Figure content listings |
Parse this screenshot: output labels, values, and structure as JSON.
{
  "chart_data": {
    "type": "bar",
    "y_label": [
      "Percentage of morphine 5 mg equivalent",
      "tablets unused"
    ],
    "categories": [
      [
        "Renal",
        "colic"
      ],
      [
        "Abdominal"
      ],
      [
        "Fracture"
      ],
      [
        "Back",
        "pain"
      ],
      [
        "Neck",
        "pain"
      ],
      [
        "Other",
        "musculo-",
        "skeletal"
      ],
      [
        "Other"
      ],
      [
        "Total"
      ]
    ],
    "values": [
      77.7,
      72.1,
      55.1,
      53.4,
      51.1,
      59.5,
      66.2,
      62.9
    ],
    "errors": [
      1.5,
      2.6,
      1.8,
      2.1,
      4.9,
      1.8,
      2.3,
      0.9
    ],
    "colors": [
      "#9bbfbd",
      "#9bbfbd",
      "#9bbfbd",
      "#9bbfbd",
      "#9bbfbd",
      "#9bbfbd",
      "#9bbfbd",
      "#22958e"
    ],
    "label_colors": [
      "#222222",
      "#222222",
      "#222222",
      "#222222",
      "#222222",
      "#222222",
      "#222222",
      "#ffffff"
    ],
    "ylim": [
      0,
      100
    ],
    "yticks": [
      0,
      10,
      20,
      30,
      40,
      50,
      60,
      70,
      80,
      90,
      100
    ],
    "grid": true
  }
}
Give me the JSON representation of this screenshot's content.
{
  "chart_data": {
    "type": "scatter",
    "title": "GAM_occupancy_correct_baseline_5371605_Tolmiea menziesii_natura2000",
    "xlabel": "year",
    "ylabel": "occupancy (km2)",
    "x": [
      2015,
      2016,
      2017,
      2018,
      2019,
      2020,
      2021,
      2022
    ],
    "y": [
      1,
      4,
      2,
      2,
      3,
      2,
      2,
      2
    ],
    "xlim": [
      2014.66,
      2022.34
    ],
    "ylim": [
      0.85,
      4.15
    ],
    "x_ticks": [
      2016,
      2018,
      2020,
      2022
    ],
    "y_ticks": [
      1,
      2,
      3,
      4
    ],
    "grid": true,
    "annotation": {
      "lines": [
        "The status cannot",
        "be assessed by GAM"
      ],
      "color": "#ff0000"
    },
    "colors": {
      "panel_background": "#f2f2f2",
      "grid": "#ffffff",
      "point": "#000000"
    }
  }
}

Set task | Where a line in the material contains "this", copy that line.

Answer to the exercise |
Parse this screenshot: output labels, values, and structure as JSON.
Give me the JSON representation of this screenshot's content.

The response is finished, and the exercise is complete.